Мы прибыли в Киров поздно вечером. От железной дороги до пересыльной тюрьмы нужно было пройти пешком большое расстояние. Нас, заключенных, было примерно девяносто человек, поэтому сопровождать нас прибыло целое войско охранников с собаками.

Однако в тот вечер одному зеку удалось обмануть чекистов. Разбив нас по четверо, нам приказали взять друг друга под руку. Какое-то время мы шли по железной дороге; на мосту нас стал нагонять паровоз. «Быстро все за мост и направо!» – крикнул командир. Пошла суматоха; ряды нарушились, охрана начала стрелять в воздух, залаяли собаки. За мостом была обрывистая насыпь, а подальше – окраинные дома: подходящее место для побега; один из нас и воспользовался моментом. За беглеца тотчас наказали нас: приказали остановиться, сесть на корточки и устроили на холоде часовую перекличку, чтобы установить, кто счастливчик, обретший свободу.

В тот день еще один старик, по выражению советских заключенных, освободился: его сбило паровозом, тяжело контузило, и он там же умер.

Драки и встречи

О Кировской пересыльной тюрьме у меня остались грустные воспоминания. Это была самая грязная тюрьма, которую я когда-либо видел; клопы там расплодились в таком множестве, что ночью в полной темноте от них не было спасения. Только вечером во время раздачи еды в камеру вносили жалкую керосиновую лампу и сразу же после ужина уносили, оставляя нас на съедение клопам: во тьме они зверели. Три ночи я провел в этой тюрьме, и эти три ночи были сплошной мукой.

___

КОРОТКОЕ УПРАЖНЕНИЕ A
Ответьте по отрывку о Кировской пересыльной тюрьме:
(i) Примерно сколько заключенных прибыло в Киров?
(ii) Что приказали сделать заключенным в наказание за беглеца?
(iii) Сколько ночей в этой тюрьме названо в тексте?

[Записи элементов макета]
___

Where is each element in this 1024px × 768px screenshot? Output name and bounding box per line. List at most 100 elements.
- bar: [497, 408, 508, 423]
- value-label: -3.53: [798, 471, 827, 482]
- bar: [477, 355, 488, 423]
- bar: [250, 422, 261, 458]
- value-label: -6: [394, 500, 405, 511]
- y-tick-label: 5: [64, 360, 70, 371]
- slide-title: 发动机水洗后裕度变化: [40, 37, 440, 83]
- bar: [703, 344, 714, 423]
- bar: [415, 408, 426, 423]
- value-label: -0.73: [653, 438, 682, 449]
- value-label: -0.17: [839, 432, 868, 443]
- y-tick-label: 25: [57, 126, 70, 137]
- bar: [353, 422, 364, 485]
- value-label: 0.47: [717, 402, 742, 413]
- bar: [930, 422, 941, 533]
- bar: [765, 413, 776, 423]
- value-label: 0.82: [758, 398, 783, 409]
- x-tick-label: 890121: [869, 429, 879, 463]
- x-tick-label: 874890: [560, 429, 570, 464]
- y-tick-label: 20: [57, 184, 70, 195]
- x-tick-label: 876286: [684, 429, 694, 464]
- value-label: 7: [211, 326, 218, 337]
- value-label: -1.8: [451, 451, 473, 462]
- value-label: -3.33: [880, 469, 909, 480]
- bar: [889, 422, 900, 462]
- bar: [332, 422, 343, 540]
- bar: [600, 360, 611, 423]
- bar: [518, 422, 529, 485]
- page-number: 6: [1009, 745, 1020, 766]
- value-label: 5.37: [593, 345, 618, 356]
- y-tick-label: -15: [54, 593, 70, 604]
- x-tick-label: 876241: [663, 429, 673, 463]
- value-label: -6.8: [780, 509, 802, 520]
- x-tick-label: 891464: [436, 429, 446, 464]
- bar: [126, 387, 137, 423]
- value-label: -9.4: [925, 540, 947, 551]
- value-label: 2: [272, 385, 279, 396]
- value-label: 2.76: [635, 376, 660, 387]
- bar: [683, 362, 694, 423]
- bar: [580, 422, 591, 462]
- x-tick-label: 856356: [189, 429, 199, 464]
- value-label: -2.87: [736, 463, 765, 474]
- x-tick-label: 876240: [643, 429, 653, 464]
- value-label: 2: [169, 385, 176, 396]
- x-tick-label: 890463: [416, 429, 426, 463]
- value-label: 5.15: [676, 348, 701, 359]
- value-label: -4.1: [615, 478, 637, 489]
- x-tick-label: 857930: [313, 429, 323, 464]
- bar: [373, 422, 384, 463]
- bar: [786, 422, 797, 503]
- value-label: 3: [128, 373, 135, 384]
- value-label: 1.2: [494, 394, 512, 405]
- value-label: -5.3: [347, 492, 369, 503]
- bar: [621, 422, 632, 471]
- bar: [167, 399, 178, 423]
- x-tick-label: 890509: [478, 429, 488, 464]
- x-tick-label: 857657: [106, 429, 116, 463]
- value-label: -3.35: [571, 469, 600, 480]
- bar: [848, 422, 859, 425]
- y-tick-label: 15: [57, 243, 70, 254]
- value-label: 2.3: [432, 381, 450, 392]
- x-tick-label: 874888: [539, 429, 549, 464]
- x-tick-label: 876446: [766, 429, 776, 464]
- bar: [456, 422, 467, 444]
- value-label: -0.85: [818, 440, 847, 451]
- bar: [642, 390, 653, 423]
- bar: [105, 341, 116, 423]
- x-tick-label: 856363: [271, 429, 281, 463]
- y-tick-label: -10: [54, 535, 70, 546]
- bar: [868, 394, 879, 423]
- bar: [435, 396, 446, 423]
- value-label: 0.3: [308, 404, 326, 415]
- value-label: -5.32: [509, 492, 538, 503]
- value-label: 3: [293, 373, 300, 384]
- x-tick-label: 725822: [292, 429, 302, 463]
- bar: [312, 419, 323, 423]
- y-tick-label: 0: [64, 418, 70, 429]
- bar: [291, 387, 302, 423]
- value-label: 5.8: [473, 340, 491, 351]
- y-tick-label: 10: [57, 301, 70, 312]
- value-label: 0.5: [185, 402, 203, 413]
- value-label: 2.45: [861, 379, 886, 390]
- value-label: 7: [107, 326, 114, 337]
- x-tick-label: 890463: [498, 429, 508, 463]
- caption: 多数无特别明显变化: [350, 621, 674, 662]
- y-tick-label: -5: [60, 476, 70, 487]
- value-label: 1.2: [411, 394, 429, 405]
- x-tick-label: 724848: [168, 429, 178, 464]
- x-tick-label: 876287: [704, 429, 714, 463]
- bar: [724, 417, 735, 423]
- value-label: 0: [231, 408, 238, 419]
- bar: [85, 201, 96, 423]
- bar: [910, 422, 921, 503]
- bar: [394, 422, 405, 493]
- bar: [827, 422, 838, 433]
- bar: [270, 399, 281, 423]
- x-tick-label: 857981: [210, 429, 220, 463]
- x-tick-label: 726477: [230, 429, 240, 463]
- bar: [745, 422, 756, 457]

___

КОРОТКОЕ УПРАЖНЕНИЕ B
Обновите список с первой строки до строки с «- value-label: -0.17: [839, 432, 868, 443]» включительно, заменив «value-label» на «data-label». Остальное не меняйте и выведите только эти строки.

ПРАВИЛЬНЫЙ ОТВЕТ A
(i) Примерно девяносто человек.
(ii) Остановиться, сесть на корточки; на холоде им устроили часовую перекличку.
(iii) Три ночи.

ПРАВИЛЬНЫЙ ОТВЕТ B
Where is each element in this 1024px × 768px screenshot? Output name and bounding box per line. List at most 100 elements.
- bar: [497, 408, 508, 423]
- data-label: -3.53: [798, 471, 827, 482]
- bar: [477, 355, 488, 423]
- bar: [250, 422, 261, 458]
- data-label: -6: [394, 500, 405, 511]
- y-tick-label: 5: [64, 360, 70, 371]
- slide-title: 发动机水洗后裕度变化: [40, 37, 440, 83]
- bar: [703, 344, 714, 423]
- bar: [415, 408, 426, 423]
- data-label: -0.73: [653, 438, 682, 449]
- data-label: -0.17: [839, 432, 868, 443]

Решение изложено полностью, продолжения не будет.